→ **REQUIRED WORK**
In the data that follows, count each line holding the string "mode"; answer with the number only.

--

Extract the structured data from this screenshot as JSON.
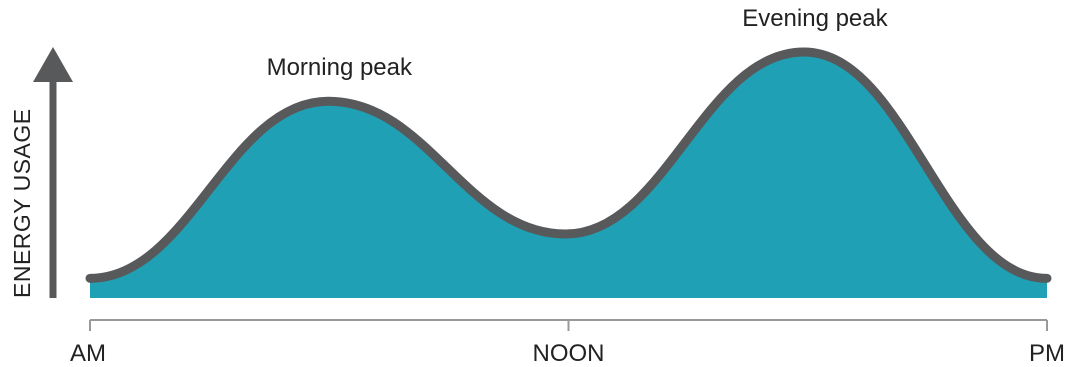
{
  "chart_data": {
    "type": "area",
    "title": "",
    "xlabel": "",
    "ylabel": "ENERGY USAGE",
    "x_ticks": [
      "AM",
      "NOON",
      "PM"
    ],
    "x_range": [
      0,
      1
    ],
    "ylim": [
      0,
      1
    ],
    "series": [
      {
        "x": [
          0,
          0.249,
          0.497,
          0.746,
          1.0
        ],
        "y": [
          0.08,
          0.8,
          0.26,
          1.0,
          0.08
        ]
      }
    ],
    "annotations": [
      {
        "text": "Morning peak",
        "x": 0.249,
        "y": 0.8
      },
      {
        "text": "Evening peak",
        "x": 0.746,
        "y": 1.0
      }
    ],
    "colors": {
      "fill": "#20a0b4",
      "line": "#58595b",
      "axis": "#999999",
      "arrow": "#58595b"
    },
    "grid": false
  }
}
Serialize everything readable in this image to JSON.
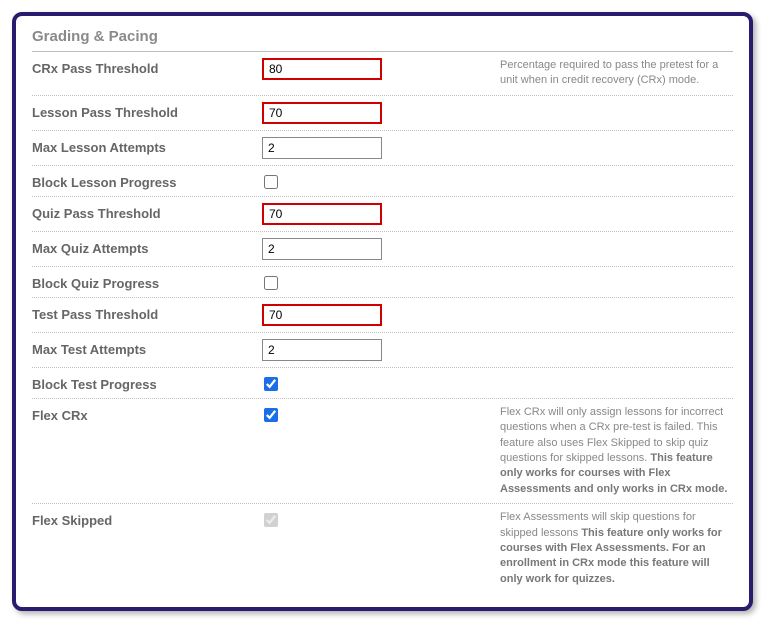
{
  "section_title": "Grading & Pacing",
  "rows": [
    {
      "label": "CRx Pass Threshold",
      "type": "text",
      "value": "80",
      "highlight": true,
      "desc_plain": "Percentage required to pass the pretest for a unit when in credit recovery (CRx) mode.",
      "desc_bold": ""
    },
    {
      "label": "Lesson Pass Threshold",
      "type": "text",
      "value": "70",
      "highlight": true,
      "desc_plain": "",
      "desc_bold": ""
    },
    {
      "label": "Max Lesson Attempts",
      "type": "text",
      "value": "2",
      "highlight": false,
      "desc_plain": "",
      "desc_bold": ""
    },
    {
      "label": "Block Lesson Progress",
      "type": "checkbox",
      "checked": false,
      "disabled": false,
      "desc_plain": "",
      "desc_bold": ""
    },
    {
      "label": "Quiz Pass Threshold",
      "type": "text",
      "value": "70",
      "highlight": true,
      "desc_plain": "",
      "desc_bold": ""
    },
    {
      "label": "Max Quiz Attempts",
      "type": "text",
      "value": "2",
      "highlight": false,
      "desc_plain": "",
      "desc_bold": ""
    },
    {
      "label": "Block Quiz Progress",
      "type": "checkbox",
      "checked": false,
      "disabled": false,
      "desc_plain": "",
      "desc_bold": ""
    },
    {
      "label": "Test Pass Threshold",
      "type": "text",
      "value": "70",
      "highlight": true,
      "desc_plain": "",
      "desc_bold": ""
    },
    {
      "label": "Max Test Attempts",
      "type": "text",
      "value": "2",
      "highlight": false,
      "desc_plain": "",
      "desc_bold": ""
    },
    {
      "label": "Block Test Progress",
      "type": "checkbox",
      "checked": true,
      "disabled": false,
      "desc_plain": "",
      "desc_bold": ""
    },
    {
      "label": "Flex CRx",
      "type": "checkbox",
      "checked": true,
      "disabled": false,
      "desc_plain": "Flex CRx will only assign lessons for incorrect questions when a CRx pre-test is failed. This feature also uses Flex Skipped to skip quiz questions for skipped lessons. ",
      "desc_bold": "This feature only works for courses with Flex Assessments and only works in CRx mode."
    },
    {
      "label": "Flex Skipped",
      "type": "checkbox",
      "checked": true,
      "disabled": true,
      "desc_plain": "Flex Assessments will skip questions for skipped lessons ",
      "desc_bold": "This feature only works for courses with Flex Assessments. For an enrollment in CRx mode this feature will only work for quizzes."
    }
  ]
}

--

→ **RESPONSE BELOW**
3